## YOUR INSTRUCTIONS
Gather every line holding the string "JSON".

Extracted records
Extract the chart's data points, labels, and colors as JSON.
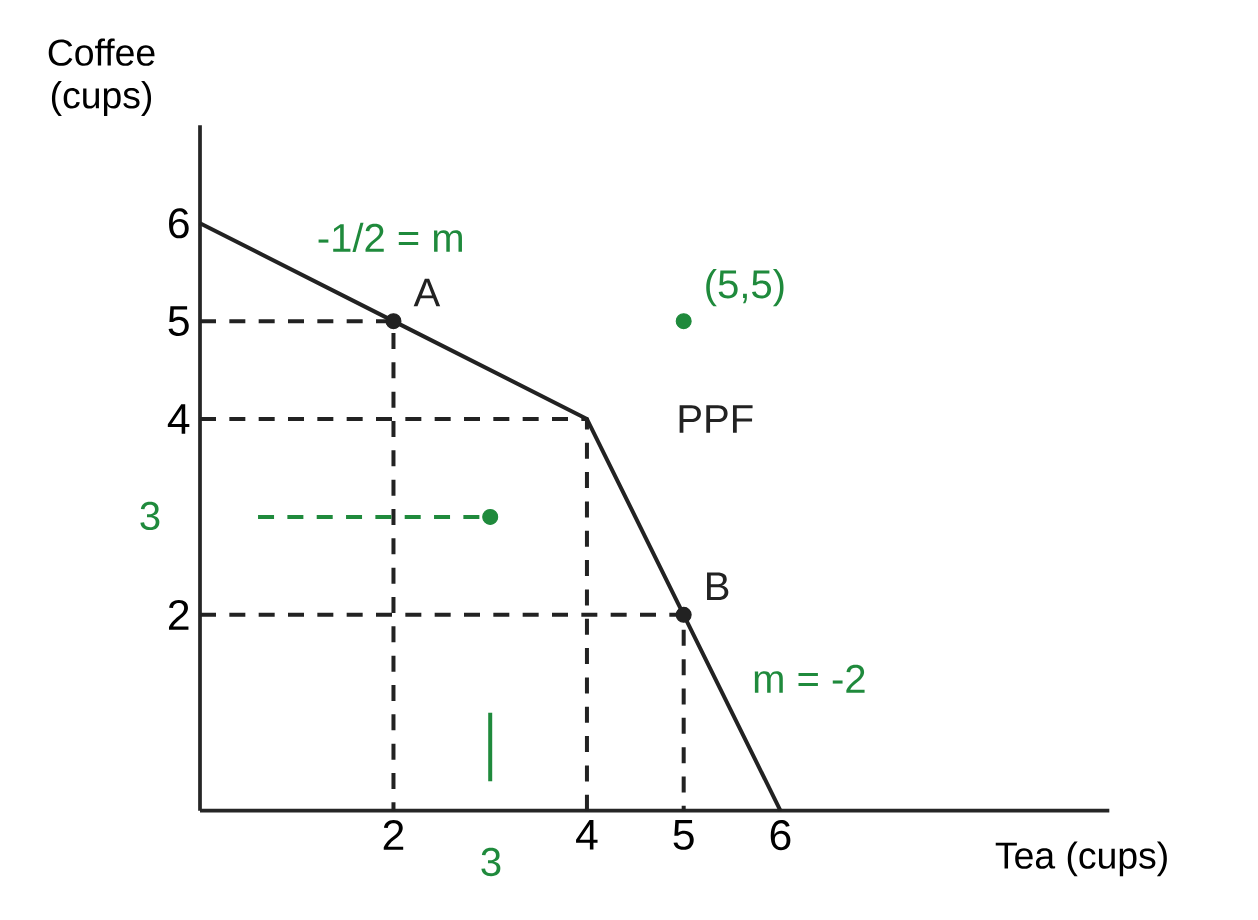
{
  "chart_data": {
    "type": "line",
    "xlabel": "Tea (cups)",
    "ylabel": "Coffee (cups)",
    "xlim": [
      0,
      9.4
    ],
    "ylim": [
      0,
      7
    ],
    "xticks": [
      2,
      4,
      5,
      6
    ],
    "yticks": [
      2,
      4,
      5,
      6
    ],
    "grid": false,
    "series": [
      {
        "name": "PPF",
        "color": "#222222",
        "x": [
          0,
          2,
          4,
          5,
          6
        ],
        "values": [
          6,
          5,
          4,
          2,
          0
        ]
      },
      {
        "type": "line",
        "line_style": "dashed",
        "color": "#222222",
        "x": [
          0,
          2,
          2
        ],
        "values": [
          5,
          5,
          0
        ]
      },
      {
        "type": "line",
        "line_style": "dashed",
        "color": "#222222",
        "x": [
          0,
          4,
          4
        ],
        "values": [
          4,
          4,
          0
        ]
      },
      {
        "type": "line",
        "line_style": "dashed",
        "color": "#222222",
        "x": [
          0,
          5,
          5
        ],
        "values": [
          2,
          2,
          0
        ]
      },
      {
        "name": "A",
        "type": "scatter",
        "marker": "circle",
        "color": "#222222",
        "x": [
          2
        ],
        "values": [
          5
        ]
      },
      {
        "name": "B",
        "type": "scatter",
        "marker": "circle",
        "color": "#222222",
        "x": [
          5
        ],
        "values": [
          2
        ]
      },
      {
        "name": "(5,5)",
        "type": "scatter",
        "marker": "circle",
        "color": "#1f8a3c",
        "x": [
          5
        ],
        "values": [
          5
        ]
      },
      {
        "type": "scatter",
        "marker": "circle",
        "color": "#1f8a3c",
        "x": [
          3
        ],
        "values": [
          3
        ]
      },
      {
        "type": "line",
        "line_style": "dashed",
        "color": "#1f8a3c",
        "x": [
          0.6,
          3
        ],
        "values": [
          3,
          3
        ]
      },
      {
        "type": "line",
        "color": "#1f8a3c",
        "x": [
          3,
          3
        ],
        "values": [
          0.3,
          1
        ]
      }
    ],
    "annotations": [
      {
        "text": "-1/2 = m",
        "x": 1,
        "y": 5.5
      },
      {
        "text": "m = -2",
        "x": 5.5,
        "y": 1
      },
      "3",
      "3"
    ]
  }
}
* * *
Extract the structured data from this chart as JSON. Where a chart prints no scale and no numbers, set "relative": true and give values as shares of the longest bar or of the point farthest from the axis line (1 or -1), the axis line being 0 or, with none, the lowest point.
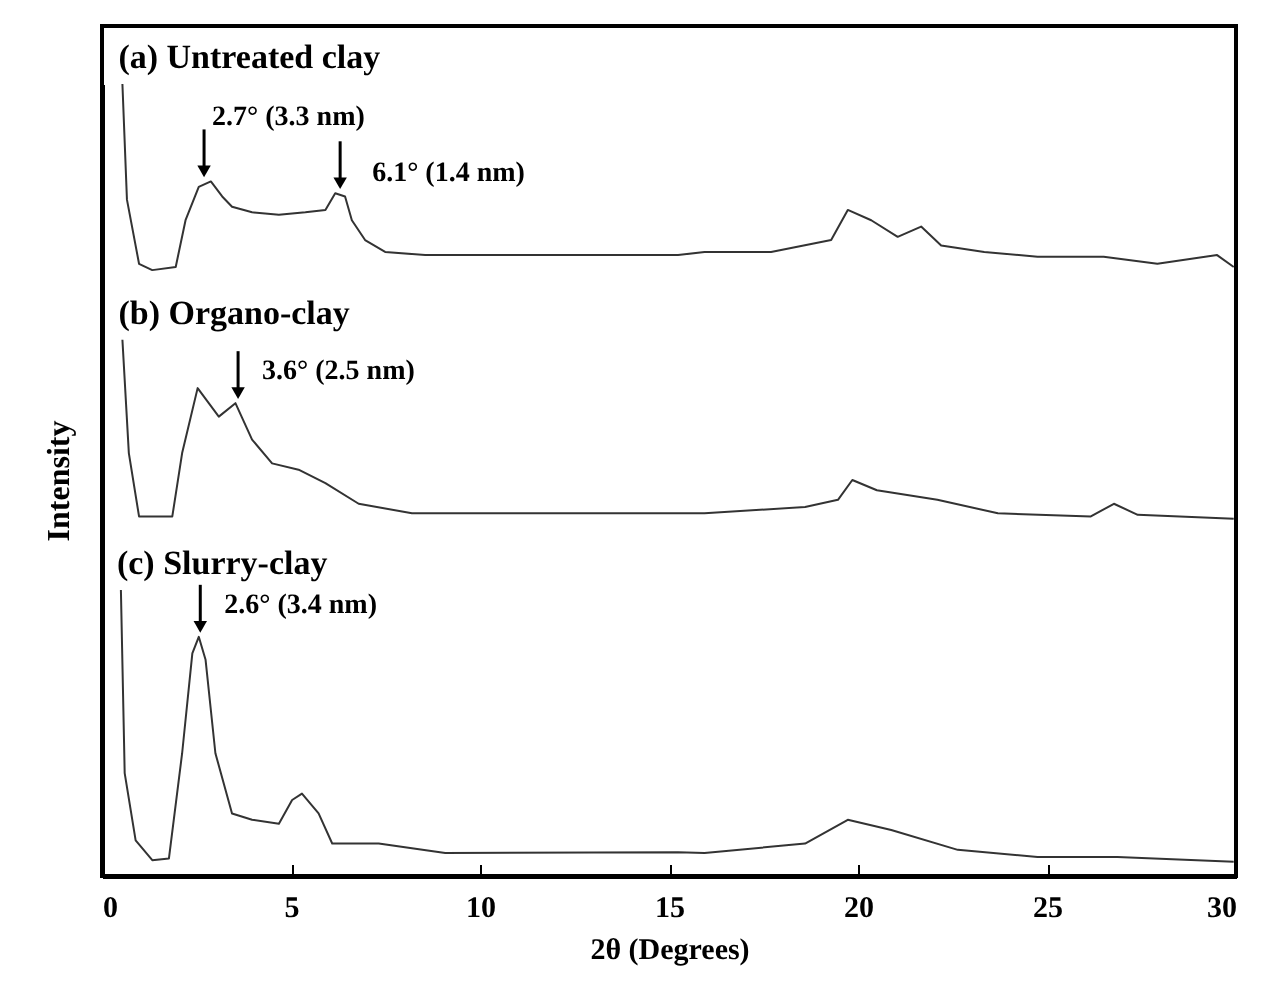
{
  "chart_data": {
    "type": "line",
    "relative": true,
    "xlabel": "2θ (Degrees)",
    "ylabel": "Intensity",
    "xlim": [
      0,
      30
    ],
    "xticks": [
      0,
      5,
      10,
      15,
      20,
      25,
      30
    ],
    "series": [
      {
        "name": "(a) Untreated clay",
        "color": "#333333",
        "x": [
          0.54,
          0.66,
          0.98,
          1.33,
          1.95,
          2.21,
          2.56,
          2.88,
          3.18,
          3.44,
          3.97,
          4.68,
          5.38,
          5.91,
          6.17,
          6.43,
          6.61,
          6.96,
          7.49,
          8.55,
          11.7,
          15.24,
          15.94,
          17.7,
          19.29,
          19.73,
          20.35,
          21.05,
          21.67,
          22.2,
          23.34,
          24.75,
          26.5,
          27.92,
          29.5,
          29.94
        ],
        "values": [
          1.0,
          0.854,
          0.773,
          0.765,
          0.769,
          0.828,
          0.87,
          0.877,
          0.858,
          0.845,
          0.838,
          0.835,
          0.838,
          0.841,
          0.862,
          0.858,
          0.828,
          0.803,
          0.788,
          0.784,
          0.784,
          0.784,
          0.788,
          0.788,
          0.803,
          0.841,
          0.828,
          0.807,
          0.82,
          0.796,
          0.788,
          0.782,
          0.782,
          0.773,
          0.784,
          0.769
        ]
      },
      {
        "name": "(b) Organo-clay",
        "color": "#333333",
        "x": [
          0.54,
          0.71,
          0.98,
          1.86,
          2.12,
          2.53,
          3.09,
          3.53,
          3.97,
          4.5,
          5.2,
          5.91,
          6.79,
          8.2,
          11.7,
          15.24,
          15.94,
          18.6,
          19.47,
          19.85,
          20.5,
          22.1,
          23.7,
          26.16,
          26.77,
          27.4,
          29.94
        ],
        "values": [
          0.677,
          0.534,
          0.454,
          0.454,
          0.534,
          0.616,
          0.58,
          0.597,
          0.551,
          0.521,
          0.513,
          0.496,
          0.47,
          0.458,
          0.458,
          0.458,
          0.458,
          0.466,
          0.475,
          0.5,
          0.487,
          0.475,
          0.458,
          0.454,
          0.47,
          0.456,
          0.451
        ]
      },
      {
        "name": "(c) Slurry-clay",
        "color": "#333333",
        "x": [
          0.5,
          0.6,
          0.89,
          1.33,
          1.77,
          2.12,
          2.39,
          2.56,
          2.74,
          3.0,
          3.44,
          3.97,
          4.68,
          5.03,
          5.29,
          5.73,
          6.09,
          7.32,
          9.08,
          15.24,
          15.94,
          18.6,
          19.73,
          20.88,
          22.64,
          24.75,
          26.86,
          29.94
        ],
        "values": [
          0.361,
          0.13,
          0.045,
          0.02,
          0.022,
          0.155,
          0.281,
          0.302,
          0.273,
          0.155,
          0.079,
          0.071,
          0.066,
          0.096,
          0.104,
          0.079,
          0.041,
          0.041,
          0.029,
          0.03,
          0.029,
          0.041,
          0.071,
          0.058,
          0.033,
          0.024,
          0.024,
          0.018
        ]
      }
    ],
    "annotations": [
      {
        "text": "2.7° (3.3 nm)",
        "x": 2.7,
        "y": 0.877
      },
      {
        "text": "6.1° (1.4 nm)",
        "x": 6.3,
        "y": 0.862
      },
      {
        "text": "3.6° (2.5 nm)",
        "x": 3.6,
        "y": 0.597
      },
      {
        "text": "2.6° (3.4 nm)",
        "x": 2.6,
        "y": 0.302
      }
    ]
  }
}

## FINISHED EXERCISE
Extract the chart's data points, labels, and colors as JSON.
Extract the structured data from this chart as JSON. Where a chart prints no scale and no numbers, set "relative": true and give values as shares of the longest bar or of the point farthest from the axis line (1 or -1), the axis line being 0 or, with none, the lowest point.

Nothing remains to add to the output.